**Your objective:** Repeat every line exactly, keeping the pictures out of the copy.

── The records ──

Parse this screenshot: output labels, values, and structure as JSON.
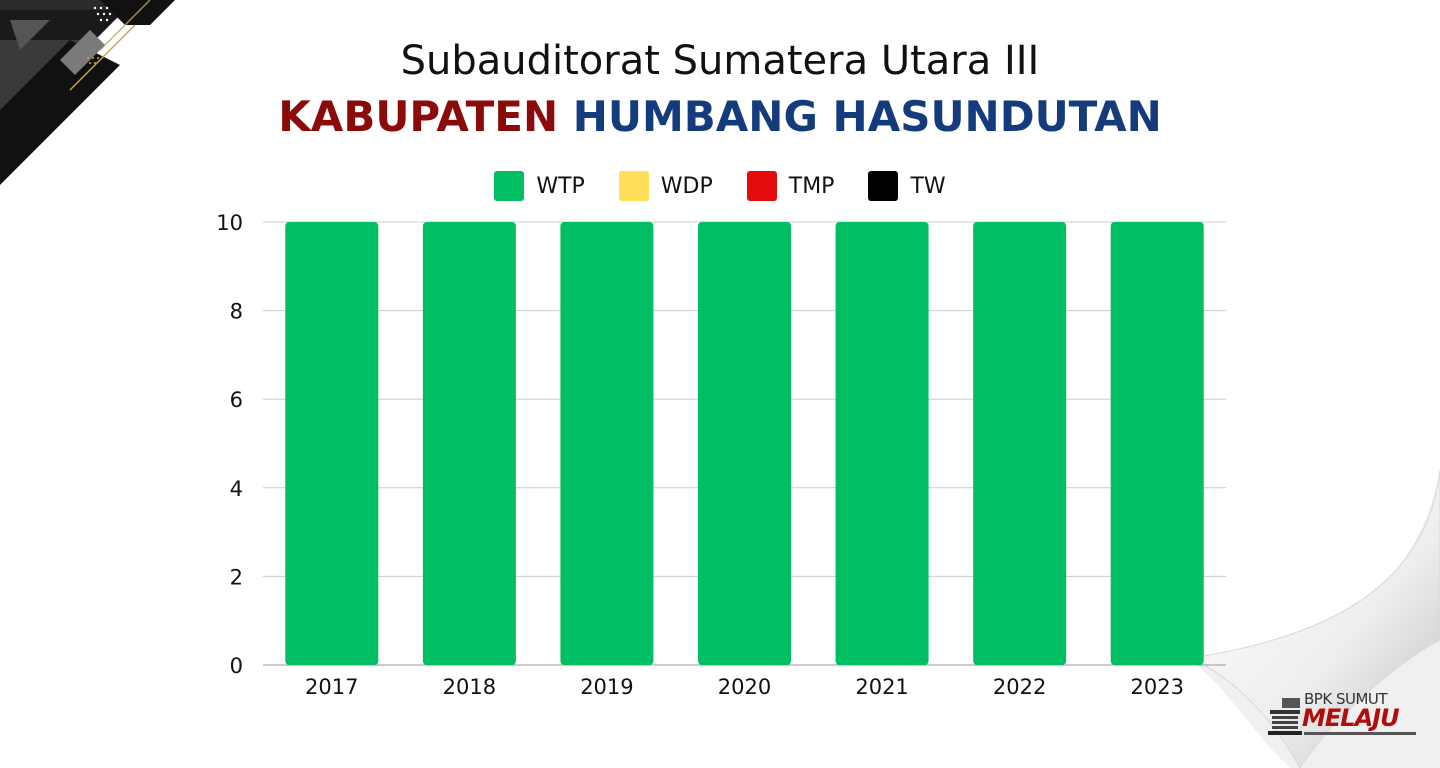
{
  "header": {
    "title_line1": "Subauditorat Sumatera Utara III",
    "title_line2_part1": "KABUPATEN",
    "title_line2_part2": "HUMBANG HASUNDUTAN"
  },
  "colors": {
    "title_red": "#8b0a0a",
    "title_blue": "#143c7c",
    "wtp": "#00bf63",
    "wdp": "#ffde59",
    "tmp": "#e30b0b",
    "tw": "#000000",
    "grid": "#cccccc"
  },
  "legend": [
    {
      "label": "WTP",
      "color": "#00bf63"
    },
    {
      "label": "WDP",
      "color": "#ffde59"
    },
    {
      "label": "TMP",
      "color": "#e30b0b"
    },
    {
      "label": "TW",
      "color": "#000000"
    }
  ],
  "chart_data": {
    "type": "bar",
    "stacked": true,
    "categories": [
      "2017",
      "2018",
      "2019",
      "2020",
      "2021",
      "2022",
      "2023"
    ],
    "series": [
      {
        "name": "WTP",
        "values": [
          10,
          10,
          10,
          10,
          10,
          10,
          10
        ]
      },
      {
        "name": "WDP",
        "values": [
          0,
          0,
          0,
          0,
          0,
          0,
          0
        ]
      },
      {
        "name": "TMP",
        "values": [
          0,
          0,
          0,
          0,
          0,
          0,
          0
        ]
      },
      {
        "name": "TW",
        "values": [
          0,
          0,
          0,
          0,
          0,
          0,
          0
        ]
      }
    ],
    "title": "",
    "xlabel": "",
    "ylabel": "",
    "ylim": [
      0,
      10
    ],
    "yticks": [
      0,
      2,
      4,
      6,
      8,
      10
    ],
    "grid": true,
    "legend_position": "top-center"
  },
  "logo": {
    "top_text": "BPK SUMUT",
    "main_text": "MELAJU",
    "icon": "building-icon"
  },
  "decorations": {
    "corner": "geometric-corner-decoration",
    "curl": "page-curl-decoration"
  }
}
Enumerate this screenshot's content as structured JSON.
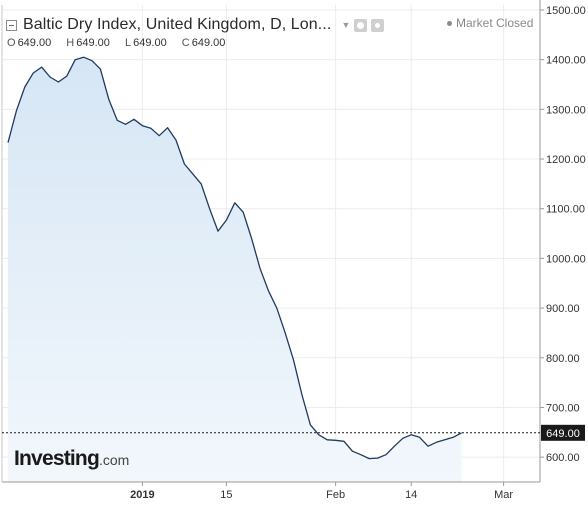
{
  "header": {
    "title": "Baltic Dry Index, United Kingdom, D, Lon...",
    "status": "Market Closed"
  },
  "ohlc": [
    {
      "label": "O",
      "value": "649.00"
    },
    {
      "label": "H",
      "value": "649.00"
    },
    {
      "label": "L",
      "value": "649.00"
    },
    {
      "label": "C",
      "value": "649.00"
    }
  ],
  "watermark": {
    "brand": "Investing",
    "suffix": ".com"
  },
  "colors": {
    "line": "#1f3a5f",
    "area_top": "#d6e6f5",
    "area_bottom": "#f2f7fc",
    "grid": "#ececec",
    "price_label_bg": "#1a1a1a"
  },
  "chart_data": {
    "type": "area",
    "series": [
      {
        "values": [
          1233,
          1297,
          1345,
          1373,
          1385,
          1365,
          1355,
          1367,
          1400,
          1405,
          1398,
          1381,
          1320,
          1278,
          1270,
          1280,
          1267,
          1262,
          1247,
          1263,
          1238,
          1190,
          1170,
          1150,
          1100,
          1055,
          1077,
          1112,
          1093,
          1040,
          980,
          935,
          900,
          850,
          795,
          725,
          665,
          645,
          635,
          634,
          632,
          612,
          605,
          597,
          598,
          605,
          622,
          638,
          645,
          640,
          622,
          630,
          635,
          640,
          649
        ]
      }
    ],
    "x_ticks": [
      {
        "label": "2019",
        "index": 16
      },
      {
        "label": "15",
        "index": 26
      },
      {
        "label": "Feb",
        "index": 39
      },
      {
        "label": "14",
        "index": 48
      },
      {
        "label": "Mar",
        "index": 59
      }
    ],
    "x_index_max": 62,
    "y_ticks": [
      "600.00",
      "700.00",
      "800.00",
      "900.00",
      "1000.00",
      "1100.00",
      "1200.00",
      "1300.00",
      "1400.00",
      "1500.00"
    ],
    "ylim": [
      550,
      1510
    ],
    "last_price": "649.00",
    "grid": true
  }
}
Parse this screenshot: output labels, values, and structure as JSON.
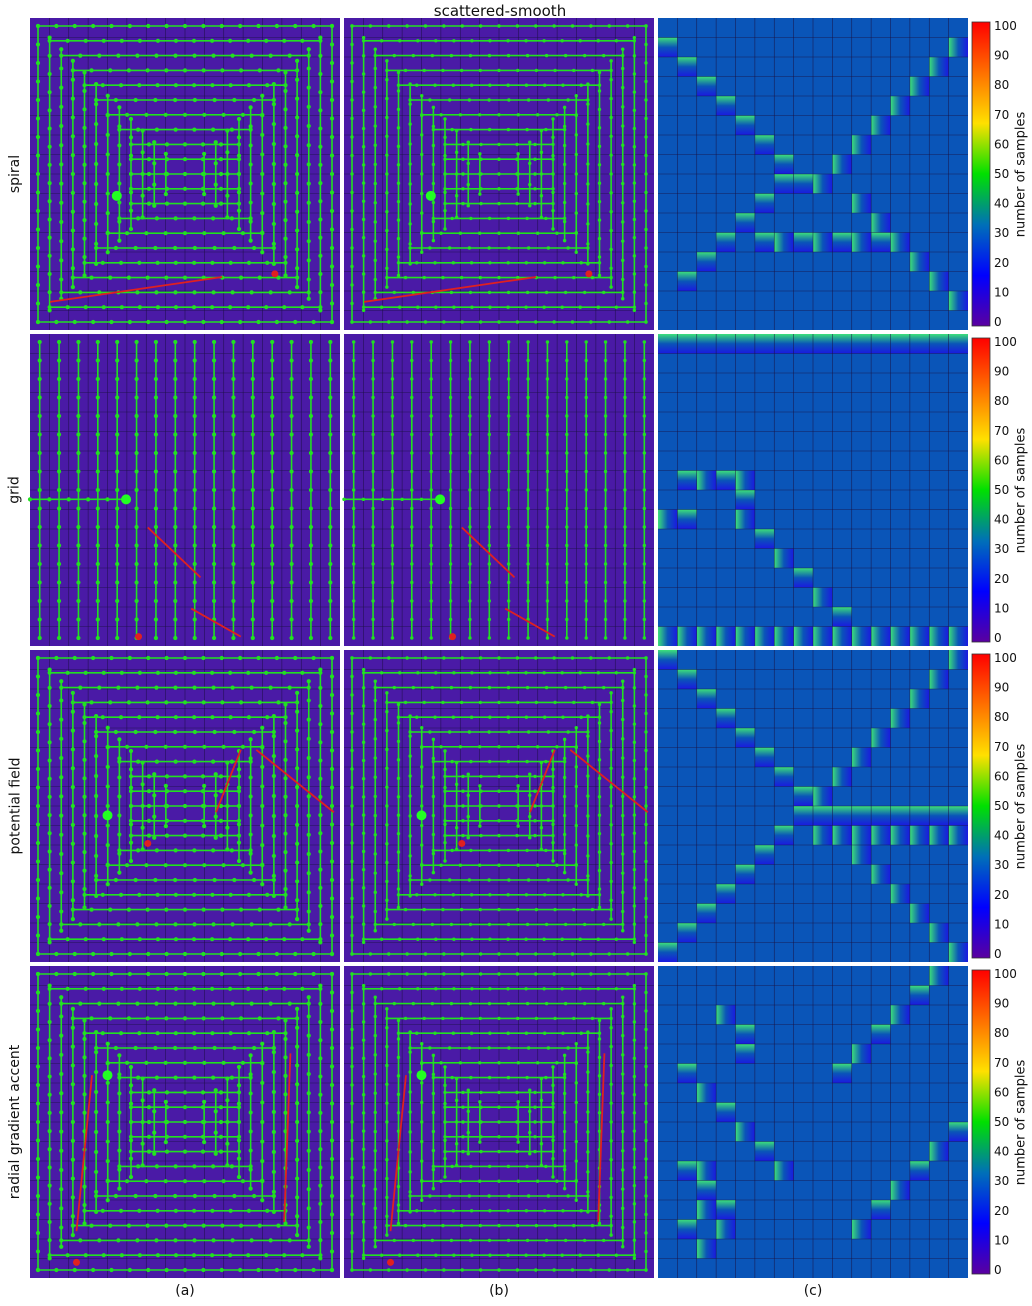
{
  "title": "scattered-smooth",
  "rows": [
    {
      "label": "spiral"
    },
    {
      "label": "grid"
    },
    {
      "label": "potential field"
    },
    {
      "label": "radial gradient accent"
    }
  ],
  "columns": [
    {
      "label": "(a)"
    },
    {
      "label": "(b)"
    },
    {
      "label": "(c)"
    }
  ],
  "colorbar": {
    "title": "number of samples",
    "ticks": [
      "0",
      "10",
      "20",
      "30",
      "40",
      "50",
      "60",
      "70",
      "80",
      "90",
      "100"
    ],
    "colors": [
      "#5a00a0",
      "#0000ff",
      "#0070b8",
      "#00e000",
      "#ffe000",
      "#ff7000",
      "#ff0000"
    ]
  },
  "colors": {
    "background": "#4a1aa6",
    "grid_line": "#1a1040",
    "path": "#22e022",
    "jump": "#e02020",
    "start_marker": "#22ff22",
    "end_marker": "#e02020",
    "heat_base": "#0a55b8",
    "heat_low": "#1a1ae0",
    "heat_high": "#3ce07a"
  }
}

───

**Correct output:**
Parse this screenshot: output labels, values, and structure as JSON.
{
  "header": {
    "title_line1": "Subauditorat Sumatera Utara III",
    "title_line2_part1": "KABUPATEN",
    "title_line2_part2": "HUMBANG HASUNDUTAN"
  },
  "colors": {
    "title_red": "#8b0a0a",
    "title_blue": "#143c7c",
    "wtp": "#00bf63",
    "wdp": "#ffde59",
    "tmp": "#e30b0b",
    "tw": "#000000",
    "grid": "#cccccc"
  },
  "legend": [
    {
      "label": "WTP",
      "color": "#00bf63"
    },
    {
      "label": "WDP",
      "color": "#ffde59"
    },
    {
      "label": "TMP",
      "color": "#e30b0b"
    },
    {
      "label": "TW",
      "color": "#000000"
    }
  ],
  "chart_data": {
    "type": "bar",
    "stacked": true,
    "categories": [
      "2017",
      "2018",
      "2019",
      "2020",
      "2021",
      "2022",
      "2023"
    ],
    "series": [
      {
        "name": "WTP",
        "values": [
          10,
          10,
          10,
          10,
          10,
          10,
          10
        ]
      },
      {
        "name": "WDP",
        "values": [
          0,
          0,
          0,
          0,
          0,
          0,
          0
        ]
      },
      {
        "name": "TMP",
        "values": [
          0,
          0,
          0,
          0,
          0,
          0,
          0
        ]
      },
      {
        "name": "TW",
        "values": [
          0,
          0,
          0,
          0,
          0,
          0,
          0
        ]
      }
    ],
    "title": "",
    "xlabel": "",
    "ylabel": "",
    "ylim": [
      0,
      10
    ],
    "yticks": [
      0,
      2,
      4,
      6,
      8,
      10
    ],
    "grid": true,
    "legend_position": "top-center"
  },
  "logo": {
    "top_text": "BPK SUMUT",
    "main_text": "MELAJU",
    "icon": "building-icon"
  },
  "decorations": {
    "corner": "geometric-corner-decoration",
    "curl": "page-curl-decoration"
  }
}
Enumerate this screenshot's content as structured JSON.
{
  "header": {
    "title": "Baltic Dry Index, United Kingdom, D, Lon...",
    "status": "Market Closed"
  },
  "ohlc": [
    {
      "label": "O",
      "value": "649.00"
    },
    {
      "label": "H",
      "value": "649.00"
    },
    {
      "label": "L",
      "value": "649.00"
    },
    {
      "label": "C",
      "value": "649.00"
    }
  ],
  "watermark": {
    "brand": "Investing",
    "suffix": ".com"
  },
  "colors": {
    "line": "#1f3a5f",
    "area_top": "#d6e6f5",
    "area_bottom": "#f2f7fc",
    "grid": "#ececec",
    "price_label_bg": "#1a1a1a"
  },
  "chart_data": {
    "type": "area",
    "series": [
      {
        "values": [
          1233,
          1297,
          1345,
          1373,
          1385,
          1365,
          1355,
          1367,
          1400,
          1405,
          1398,
          1381,
          1320,
          1278,
          1270,
          1280,
          1267,
          1262,
          1247,
          1263,
          1238,
          1190,
          1170,
          1150,
          1100,
          1055,
          1077,
          1112,
          1093,
          1040,
          980,
          935,
          900,
          850,
          795,
          725,
          665,
          645,
          635,
          634,
          632,
          612,
          605,
          597,
          598,
          605,
          622,
          638,
          645,
          640,
          622,
          630,
          635,
          640,
          649
        ]
      }
    ],
    "x_ticks": [
      {
        "label": "2019",
        "index": 16
      },
      {
        "label": "15",
        "index": 26
      },
      {
        "label": "Feb",
        "index": 39
      },
      {
        "label": "14",
        "index": 48
      },
      {
        "label": "Mar",
        "index": 59
      }
    ],
    "x_index_max": 62,
    "y_ticks": [
      "600.00",
      "700.00",
      "800.00",
      "900.00",
      "1000.00",
      "1100.00",
      "1200.00",
      "1300.00",
      "1400.00",
      "1500.00"
    ],
    "ylim": [
      550,
      1510
    ],
    "last_price": "649.00",
    "grid": true
  }
}
Parse this screenshot: output labels, values, and structure as JSON.
{
  "title": "scattered-smooth",
  "rows": [
    {
      "label": "spiral"
    },
    {
      "label": "grid"
    },
    {
      "label": "potential field"
    },
    {
      "label": "radial gradient accent"
    }
  ],
  "columns": [
    {
      "label": "(a)"
    },
    {
      "label": "(b)"
    },
    {
      "label": "(c)"
    }
  ],
  "colorbar": {
    "title": "number of samples",
    "ticks": [
      "0",
      "10",
      "20",
      "30",
      "40",
      "50",
      "60",
      "70",
      "80",
      "90",
      "100"
    ],
    "colors": [
      "#5a00a0",
      "#0000ff",
      "#0070b8",
      "#00e000",
      "#ffe000",
      "#ff7000",
      "#ff0000"
    ]
  },
  "colors": {
    "background": "#4a1aa6",
    "grid_line": "#1a1040",
    "path": "#22e022",
    "jump": "#e02020",
    "start_marker": "#22ff22",
    "end_marker": "#e02020",
    "heat_base": "#0a55b8",
    "heat_low": "#1a1ae0",
    "heat_high": "#3ce07a"
  }
}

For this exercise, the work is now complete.